-- Your goal --
State only the number of lines that contain the string "title".

# Start of Data to process

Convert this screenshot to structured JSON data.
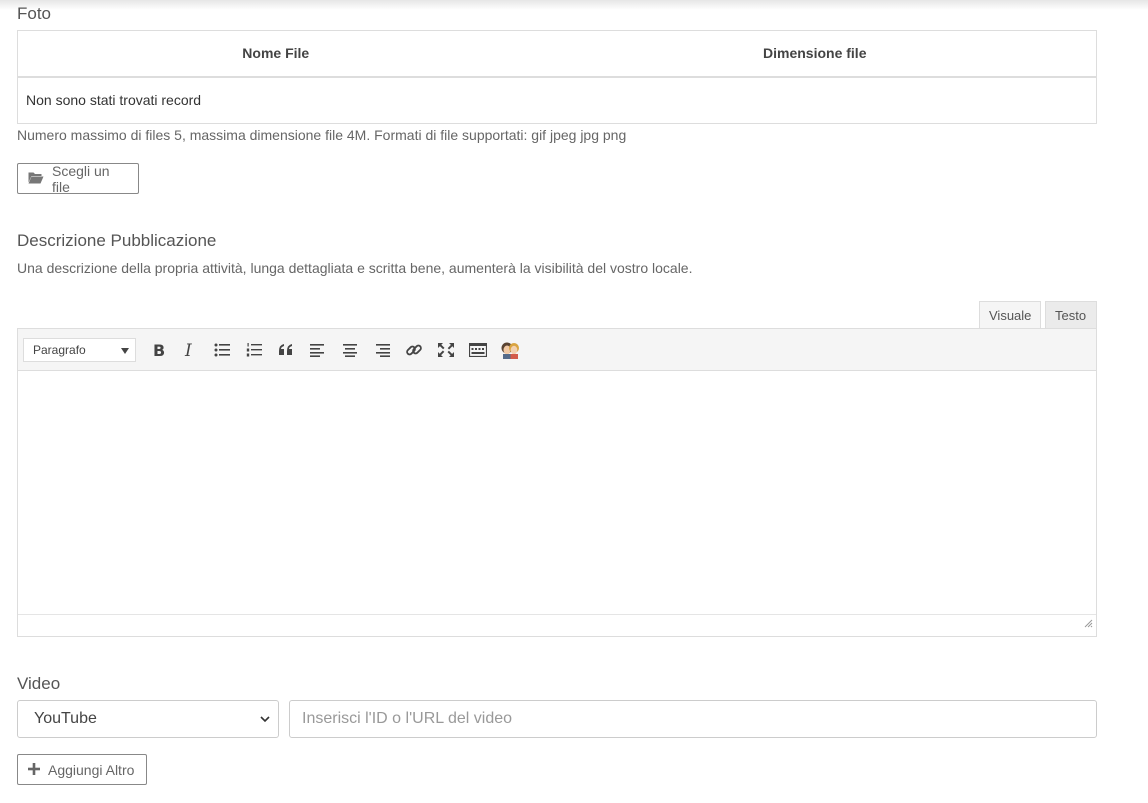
{
  "foto": {
    "title": "Foto",
    "columns": [
      "Nome File",
      "Dimensione file"
    ],
    "empty_text": "Non sono stati trovati record",
    "help": "Numero massimo di files 5, massima dimensione file 4M. Formati di file supportati: gif jpeg jpg png",
    "choose_button": "Scegli un file",
    "choose_icon": "folder-open-icon"
  },
  "description": {
    "title": "Descrizione Pubblicazione",
    "help": "Una descrizione della propria attività, lunga dettagliata e scritta bene, aumenterà la visibilità del vostro locale.",
    "tabs": {
      "visual": "Visuale",
      "text": "Testo"
    },
    "format_select": "Paragrafo",
    "toolbar_icons": [
      "bold-icon",
      "italic-icon",
      "bullet-list-icon",
      "numbered-list-icon",
      "blockquote-icon",
      "align-left-icon",
      "align-center-icon",
      "align-right-icon",
      "link-icon",
      "fullscreen-icon",
      "toolbar-toggle-icon",
      "avatar-faces-icon"
    ],
    "content": ""
  },
  "video": {
    "title": "Video",
    "provider": "YouTube",
    "input_placeholder": "Inserisci l'ID o l'URL del video",
    "add_button": "Aggiungi Altro",
    "add_icon": "plus-icon"
  },
  "colors": {
    "border": "#dddddd",
    "text": "#555555",
    "toolbar_bg": "#f5f5f5"
  }
}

# End of Data to process

-- Solution to this exercise --
3